[Start of STORED RECORDS]
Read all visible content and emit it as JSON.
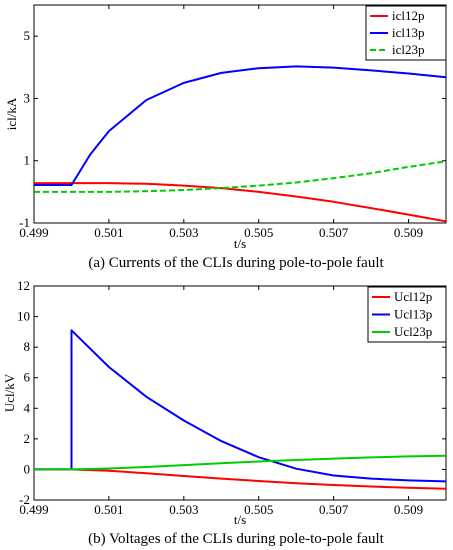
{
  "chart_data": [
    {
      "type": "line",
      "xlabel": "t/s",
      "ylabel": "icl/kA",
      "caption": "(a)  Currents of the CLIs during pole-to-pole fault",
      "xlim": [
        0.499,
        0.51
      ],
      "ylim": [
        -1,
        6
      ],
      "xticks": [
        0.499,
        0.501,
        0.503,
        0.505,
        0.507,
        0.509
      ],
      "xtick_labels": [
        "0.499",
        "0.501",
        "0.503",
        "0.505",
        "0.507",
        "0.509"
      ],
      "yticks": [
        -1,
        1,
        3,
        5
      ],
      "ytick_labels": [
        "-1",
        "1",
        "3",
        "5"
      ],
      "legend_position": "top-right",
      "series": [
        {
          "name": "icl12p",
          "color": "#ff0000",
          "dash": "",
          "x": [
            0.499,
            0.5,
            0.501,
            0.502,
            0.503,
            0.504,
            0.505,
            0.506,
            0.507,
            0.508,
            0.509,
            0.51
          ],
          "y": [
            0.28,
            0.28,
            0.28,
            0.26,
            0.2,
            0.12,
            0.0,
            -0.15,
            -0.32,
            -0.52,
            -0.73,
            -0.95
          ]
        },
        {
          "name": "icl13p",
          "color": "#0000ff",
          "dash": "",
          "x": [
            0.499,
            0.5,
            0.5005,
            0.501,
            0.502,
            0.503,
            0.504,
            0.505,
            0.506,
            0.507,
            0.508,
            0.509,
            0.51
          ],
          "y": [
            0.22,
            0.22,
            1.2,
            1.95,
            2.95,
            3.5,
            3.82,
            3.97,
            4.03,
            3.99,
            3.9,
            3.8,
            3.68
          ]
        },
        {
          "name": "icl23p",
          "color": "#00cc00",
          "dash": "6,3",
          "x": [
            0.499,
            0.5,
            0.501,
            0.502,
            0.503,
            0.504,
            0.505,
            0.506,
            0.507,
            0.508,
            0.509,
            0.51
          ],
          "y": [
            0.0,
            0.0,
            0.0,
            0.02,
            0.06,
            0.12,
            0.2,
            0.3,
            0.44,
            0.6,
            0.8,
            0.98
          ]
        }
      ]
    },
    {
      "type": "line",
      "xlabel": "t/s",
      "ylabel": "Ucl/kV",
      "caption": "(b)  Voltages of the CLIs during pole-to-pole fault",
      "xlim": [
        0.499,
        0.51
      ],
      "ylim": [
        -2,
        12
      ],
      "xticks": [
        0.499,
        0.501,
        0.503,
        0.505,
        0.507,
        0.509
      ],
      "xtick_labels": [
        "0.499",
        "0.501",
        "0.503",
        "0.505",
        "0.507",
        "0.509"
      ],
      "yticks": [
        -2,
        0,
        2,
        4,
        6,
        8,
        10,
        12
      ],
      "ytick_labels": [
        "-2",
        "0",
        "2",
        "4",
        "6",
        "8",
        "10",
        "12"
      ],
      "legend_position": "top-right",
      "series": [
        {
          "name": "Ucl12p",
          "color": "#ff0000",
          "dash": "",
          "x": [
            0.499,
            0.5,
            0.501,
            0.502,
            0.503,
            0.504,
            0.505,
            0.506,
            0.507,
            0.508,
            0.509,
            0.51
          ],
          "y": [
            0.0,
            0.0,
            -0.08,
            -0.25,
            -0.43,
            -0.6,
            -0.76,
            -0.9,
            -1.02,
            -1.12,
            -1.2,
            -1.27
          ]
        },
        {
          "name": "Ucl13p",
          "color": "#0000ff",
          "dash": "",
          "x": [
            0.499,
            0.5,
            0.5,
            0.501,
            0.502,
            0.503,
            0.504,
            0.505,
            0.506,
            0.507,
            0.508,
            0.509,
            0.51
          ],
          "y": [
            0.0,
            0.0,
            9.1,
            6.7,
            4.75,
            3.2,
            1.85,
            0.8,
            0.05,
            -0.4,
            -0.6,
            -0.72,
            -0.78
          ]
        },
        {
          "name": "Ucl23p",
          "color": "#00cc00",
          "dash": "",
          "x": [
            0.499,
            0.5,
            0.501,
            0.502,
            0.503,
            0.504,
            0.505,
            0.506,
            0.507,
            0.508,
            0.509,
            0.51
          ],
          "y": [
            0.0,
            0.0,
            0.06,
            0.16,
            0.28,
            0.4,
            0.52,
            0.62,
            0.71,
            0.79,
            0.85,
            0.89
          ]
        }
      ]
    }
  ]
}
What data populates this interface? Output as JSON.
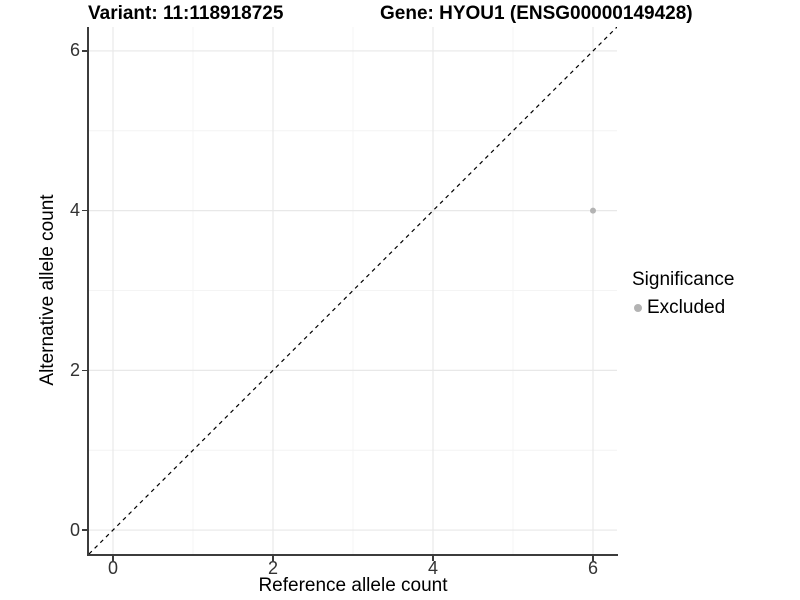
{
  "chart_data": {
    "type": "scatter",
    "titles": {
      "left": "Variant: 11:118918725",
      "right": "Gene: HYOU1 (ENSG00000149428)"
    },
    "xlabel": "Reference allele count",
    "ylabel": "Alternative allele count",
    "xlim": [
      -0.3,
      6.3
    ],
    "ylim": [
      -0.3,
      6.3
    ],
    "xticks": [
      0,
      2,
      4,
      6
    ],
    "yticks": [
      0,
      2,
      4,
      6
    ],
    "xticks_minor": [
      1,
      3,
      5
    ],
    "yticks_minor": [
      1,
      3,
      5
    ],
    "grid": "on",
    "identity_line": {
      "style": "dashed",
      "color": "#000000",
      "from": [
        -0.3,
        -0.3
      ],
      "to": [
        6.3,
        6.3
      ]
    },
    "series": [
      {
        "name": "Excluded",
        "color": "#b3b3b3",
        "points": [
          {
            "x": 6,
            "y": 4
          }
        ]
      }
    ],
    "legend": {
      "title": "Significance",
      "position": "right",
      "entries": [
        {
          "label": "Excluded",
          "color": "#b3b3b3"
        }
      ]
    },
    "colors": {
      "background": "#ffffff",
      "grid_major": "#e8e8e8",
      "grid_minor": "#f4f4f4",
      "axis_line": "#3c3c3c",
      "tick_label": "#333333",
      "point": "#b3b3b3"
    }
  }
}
[End of STORED RECORDS]
[Start of STORED RECORDS]
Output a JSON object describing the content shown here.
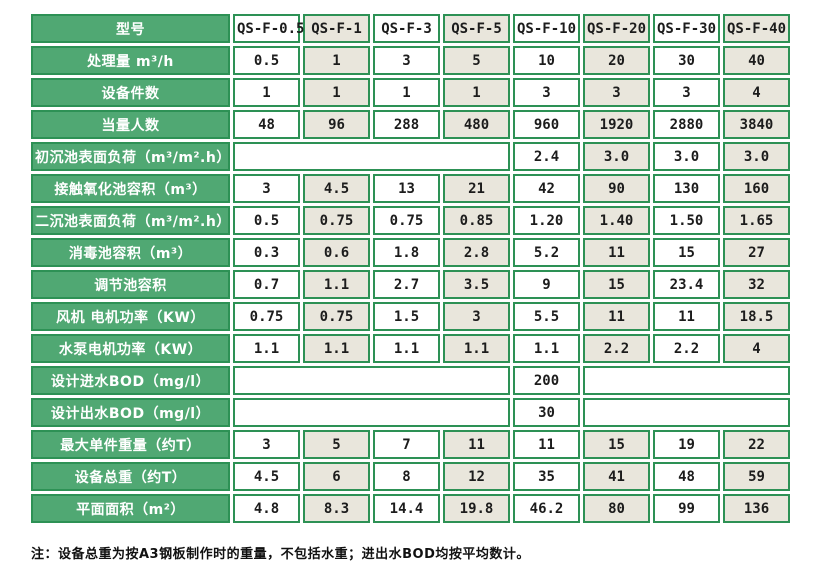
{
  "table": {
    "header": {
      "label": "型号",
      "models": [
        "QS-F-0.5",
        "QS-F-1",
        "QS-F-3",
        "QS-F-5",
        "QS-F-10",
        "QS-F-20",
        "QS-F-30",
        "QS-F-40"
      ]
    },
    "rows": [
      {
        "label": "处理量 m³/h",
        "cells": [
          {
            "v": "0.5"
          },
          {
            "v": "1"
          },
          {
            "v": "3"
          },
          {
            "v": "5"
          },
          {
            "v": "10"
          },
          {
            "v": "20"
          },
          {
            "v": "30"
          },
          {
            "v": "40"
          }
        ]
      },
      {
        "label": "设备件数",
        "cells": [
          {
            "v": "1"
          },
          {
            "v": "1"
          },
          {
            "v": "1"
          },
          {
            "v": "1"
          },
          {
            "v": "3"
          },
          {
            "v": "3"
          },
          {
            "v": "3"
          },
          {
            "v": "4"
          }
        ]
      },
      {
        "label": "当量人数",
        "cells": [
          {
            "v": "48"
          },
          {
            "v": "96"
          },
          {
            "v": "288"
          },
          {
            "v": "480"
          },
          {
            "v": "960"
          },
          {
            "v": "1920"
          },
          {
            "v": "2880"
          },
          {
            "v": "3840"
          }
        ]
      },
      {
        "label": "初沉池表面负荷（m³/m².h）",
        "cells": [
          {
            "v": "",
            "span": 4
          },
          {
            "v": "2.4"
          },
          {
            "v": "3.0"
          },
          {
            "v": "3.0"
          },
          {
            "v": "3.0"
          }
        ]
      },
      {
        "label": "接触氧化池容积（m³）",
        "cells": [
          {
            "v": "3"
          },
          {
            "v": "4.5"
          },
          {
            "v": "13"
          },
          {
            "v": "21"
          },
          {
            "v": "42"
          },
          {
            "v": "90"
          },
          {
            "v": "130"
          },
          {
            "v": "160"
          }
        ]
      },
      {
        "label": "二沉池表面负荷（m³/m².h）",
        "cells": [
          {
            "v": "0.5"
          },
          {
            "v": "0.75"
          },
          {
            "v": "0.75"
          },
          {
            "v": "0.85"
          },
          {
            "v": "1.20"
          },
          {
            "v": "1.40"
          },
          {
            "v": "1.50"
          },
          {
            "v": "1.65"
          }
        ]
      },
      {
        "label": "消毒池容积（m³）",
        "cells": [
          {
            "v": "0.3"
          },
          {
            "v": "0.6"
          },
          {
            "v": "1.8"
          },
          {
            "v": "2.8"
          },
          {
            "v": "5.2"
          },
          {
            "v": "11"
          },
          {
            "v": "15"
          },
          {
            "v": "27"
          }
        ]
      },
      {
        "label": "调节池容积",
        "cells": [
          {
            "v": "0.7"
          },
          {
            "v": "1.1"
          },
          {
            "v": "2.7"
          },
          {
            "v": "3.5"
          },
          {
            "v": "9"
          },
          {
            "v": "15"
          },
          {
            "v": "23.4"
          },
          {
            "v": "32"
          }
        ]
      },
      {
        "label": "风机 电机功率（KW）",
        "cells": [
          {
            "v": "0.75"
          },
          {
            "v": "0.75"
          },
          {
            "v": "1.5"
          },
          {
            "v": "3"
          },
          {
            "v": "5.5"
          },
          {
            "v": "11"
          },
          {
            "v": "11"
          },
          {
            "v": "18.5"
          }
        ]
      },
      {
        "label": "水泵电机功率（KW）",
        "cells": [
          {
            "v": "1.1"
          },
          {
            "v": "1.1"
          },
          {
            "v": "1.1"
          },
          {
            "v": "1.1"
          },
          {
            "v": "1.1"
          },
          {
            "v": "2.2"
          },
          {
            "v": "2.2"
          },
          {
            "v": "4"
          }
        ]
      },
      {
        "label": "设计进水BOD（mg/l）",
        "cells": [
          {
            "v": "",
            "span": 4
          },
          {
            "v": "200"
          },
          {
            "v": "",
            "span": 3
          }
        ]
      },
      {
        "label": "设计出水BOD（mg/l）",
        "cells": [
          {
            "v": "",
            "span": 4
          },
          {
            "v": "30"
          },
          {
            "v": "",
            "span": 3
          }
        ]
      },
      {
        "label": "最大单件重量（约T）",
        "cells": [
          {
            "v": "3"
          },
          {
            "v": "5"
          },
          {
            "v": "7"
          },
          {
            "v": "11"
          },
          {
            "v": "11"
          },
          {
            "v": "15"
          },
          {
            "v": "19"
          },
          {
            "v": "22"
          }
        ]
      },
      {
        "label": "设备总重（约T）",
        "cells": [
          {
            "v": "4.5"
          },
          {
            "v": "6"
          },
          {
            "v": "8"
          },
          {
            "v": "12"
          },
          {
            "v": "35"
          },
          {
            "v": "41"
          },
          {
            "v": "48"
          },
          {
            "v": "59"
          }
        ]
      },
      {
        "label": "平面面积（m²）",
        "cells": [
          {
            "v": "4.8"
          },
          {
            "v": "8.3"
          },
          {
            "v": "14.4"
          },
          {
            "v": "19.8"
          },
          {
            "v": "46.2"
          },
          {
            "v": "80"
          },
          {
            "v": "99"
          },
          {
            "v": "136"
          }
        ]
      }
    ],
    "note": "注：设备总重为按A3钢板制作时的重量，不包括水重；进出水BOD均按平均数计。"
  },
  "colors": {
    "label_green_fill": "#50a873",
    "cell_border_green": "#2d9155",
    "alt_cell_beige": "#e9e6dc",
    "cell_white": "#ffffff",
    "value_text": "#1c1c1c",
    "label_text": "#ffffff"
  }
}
[End of STORED RECORDS]
Pick out all the lines with the word "CLIs" in them and copy them.

## THE REPLY
      "caption": "(a)  Currents of the CLIs during pole-to-pole fault",
      "caption": "(b)  Voltages of the CLIs during pole-to-pole fault",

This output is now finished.